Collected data

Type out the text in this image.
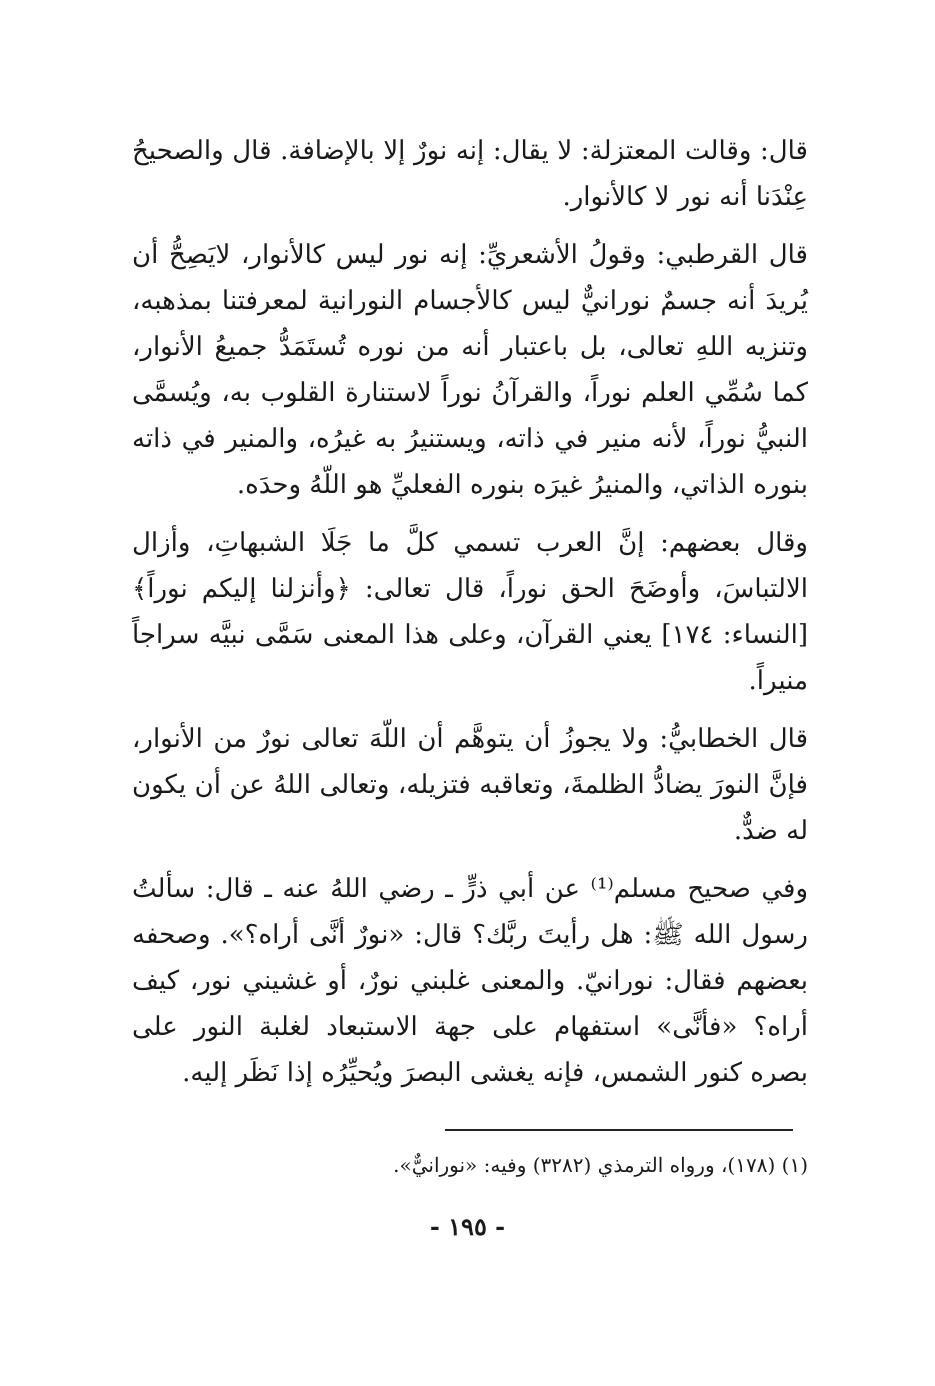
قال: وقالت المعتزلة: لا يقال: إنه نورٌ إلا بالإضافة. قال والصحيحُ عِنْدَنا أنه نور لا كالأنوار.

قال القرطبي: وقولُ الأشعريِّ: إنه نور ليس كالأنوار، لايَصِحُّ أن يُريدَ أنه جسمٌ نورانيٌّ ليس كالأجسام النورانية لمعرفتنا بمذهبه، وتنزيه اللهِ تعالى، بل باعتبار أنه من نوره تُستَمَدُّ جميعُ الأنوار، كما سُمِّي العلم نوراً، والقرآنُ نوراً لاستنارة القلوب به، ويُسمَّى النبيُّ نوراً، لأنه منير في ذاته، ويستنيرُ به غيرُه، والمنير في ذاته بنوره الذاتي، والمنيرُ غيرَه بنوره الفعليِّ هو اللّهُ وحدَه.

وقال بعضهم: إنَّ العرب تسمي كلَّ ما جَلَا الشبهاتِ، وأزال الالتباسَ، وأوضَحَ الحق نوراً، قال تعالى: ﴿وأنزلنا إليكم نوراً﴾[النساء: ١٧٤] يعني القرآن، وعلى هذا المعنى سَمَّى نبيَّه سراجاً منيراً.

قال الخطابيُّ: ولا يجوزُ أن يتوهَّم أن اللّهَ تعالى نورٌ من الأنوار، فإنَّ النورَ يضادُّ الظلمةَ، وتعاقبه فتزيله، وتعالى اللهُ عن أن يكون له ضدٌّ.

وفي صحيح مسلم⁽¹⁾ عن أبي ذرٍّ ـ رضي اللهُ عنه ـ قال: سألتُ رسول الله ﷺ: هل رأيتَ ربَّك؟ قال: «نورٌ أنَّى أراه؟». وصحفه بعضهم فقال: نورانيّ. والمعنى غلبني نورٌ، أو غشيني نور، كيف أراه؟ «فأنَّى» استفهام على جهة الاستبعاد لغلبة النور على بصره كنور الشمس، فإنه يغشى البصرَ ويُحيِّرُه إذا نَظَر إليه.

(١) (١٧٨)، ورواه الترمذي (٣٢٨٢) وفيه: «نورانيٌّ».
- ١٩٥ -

...

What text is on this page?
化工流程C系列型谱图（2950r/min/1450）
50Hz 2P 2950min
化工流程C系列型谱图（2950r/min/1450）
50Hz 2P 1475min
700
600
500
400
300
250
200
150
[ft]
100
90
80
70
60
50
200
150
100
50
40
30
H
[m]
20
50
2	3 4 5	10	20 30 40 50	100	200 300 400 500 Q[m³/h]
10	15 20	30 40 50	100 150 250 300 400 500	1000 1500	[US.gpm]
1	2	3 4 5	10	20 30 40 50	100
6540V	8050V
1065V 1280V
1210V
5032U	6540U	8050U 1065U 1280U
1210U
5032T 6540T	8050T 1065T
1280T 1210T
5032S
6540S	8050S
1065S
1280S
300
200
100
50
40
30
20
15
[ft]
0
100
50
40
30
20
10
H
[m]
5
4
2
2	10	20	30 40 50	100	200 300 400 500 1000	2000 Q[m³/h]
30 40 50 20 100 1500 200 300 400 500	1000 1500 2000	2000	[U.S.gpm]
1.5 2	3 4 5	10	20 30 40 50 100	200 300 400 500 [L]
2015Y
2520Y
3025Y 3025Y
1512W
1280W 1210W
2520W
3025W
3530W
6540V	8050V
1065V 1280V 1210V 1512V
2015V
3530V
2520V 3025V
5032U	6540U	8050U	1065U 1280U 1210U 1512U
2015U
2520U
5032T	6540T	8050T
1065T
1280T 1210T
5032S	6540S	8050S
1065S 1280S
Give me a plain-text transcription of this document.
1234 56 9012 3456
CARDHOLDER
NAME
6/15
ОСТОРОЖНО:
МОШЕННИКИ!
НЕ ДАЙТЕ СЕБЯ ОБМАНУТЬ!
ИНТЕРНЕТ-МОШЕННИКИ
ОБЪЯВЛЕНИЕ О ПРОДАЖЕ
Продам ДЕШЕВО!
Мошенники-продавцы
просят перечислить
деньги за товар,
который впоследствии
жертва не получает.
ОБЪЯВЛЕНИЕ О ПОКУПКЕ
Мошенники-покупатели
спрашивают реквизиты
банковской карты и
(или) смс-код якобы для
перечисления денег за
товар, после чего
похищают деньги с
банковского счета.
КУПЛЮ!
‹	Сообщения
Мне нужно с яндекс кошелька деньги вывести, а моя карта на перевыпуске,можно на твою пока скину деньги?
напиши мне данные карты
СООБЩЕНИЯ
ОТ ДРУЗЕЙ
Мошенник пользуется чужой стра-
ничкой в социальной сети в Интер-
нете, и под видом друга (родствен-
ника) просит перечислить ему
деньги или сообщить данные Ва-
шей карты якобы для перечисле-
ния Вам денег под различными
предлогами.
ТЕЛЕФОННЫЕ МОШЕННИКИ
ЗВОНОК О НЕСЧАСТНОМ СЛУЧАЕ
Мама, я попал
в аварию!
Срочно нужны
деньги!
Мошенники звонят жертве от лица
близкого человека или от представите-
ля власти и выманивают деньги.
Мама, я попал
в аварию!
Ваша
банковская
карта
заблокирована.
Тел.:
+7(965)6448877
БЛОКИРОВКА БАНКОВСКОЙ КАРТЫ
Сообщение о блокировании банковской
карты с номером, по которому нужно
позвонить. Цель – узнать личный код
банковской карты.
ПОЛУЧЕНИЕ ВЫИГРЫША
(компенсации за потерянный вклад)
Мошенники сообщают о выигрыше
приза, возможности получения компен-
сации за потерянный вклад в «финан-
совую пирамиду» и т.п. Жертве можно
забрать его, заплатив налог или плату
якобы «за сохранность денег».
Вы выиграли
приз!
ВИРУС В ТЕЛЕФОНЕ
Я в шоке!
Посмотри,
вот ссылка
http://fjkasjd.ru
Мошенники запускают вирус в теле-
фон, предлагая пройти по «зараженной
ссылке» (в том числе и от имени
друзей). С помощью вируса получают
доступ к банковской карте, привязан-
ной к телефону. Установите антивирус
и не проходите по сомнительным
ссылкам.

Task goal: Each line holding the word "تعالى" counts once; report the total and nothing else.

Result of this exercise: 3